**Given exercise**
Return all lines in the material below that contain "Урочище".

==== Source material ====

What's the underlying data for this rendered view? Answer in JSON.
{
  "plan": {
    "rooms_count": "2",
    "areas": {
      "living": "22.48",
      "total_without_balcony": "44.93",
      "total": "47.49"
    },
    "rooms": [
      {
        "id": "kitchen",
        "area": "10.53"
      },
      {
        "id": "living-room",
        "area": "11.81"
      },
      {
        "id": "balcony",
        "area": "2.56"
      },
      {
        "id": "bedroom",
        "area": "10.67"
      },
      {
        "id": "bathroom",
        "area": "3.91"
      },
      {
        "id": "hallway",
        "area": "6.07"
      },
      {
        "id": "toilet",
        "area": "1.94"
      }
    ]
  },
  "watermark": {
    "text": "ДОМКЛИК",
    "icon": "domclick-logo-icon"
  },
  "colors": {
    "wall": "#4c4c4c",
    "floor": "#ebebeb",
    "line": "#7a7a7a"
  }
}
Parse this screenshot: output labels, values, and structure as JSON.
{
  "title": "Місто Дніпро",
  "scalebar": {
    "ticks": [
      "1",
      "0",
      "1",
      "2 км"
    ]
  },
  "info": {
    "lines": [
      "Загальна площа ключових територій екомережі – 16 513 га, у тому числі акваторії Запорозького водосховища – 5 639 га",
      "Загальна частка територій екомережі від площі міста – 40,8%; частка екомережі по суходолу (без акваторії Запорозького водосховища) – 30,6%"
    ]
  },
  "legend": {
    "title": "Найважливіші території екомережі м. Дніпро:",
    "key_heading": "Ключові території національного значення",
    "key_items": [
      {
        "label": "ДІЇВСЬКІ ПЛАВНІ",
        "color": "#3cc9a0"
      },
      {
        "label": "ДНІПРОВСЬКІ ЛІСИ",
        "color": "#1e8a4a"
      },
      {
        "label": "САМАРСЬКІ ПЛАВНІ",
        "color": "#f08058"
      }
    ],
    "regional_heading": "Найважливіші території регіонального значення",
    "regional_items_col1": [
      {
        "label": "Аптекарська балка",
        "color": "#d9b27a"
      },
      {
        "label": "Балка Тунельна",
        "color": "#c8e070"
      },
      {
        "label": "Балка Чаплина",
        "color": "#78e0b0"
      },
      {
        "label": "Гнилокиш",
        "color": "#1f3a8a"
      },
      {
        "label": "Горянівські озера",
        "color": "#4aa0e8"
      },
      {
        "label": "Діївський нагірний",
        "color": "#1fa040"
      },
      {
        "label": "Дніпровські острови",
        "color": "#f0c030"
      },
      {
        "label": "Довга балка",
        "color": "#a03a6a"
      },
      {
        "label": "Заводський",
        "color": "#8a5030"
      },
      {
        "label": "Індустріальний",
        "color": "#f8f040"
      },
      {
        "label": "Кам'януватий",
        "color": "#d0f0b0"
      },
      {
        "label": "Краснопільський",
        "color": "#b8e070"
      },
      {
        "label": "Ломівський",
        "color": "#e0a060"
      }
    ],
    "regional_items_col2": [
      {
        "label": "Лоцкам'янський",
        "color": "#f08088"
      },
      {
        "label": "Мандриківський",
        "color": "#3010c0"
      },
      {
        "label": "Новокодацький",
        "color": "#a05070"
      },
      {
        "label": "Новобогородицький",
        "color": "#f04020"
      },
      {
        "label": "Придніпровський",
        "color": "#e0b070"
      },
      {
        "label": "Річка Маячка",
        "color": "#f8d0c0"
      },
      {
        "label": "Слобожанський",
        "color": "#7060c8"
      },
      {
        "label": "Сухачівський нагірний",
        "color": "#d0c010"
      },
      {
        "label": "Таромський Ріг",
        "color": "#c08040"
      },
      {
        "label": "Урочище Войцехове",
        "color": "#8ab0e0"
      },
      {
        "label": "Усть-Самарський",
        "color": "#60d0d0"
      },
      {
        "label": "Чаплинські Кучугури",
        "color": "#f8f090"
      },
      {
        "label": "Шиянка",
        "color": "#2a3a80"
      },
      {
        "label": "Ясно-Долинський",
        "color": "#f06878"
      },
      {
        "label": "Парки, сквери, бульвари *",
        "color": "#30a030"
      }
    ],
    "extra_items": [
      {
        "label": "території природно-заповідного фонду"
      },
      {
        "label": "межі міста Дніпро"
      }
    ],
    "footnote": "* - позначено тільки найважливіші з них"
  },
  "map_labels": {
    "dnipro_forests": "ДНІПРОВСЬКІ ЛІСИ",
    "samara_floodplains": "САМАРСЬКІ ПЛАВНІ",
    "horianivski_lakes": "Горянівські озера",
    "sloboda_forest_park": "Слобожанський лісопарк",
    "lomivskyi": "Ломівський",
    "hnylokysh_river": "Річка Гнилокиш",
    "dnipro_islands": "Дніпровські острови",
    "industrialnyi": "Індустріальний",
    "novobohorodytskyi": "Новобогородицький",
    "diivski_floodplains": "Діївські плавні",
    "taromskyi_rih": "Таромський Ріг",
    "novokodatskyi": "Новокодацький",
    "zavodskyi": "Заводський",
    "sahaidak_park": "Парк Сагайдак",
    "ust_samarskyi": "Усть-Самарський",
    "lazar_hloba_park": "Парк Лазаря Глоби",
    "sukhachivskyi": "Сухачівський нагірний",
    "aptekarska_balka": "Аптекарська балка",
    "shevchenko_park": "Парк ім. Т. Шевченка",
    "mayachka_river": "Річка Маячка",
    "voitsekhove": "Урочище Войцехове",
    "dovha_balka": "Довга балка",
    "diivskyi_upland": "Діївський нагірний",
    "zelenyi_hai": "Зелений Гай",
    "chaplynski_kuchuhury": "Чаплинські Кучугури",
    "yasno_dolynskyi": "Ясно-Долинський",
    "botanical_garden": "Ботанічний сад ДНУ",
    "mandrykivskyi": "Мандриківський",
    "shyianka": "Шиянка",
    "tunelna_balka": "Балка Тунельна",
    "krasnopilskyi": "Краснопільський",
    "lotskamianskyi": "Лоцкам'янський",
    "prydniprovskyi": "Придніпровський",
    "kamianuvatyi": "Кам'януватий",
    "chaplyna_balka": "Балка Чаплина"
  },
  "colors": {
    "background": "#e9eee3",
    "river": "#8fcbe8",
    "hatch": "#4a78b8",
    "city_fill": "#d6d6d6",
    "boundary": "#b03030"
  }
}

====

**Exercise output**
        "label": "Урочище Войцехове",
    "voitsekhove": "Урочище Войцехове",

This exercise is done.